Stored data

>>>>>

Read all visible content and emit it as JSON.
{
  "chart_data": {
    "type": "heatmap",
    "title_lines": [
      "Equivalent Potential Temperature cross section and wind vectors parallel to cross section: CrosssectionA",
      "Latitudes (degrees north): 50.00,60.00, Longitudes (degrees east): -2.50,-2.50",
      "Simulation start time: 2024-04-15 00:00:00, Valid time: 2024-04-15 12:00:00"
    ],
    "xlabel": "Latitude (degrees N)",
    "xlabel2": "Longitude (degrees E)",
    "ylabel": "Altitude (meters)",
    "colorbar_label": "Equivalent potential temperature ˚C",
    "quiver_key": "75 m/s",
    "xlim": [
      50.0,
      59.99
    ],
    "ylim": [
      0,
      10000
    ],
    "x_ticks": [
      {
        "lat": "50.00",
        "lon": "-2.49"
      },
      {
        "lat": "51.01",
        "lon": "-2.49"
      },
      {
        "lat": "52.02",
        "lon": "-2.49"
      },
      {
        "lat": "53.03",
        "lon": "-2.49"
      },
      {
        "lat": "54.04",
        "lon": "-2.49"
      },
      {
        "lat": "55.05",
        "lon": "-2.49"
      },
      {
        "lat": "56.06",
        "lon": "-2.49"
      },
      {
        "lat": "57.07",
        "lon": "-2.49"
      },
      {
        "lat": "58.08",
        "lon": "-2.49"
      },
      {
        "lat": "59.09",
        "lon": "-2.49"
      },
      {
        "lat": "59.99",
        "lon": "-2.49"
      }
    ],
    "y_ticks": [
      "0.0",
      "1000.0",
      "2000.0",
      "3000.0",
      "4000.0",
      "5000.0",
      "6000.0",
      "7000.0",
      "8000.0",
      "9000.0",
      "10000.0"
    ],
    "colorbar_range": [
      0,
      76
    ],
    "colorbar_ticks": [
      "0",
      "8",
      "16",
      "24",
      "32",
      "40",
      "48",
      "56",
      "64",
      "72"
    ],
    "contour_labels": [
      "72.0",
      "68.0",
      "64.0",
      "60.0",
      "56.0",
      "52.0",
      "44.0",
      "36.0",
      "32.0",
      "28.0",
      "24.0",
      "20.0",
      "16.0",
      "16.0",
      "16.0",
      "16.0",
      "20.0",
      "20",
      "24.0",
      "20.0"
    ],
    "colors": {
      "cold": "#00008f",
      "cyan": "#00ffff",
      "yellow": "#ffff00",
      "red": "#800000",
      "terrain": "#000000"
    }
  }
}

<<<<<

Aim: Where a line in the material contains "degrees", copy that line.

Final answer:
      "Latitudes (degrees north): 50.00,60.00, Longitudes (degrees east): -2.50,-2.50",
    "xlabel": "Latitude (degrees N)",
    "xlabel2": "Longitude (degrees E)",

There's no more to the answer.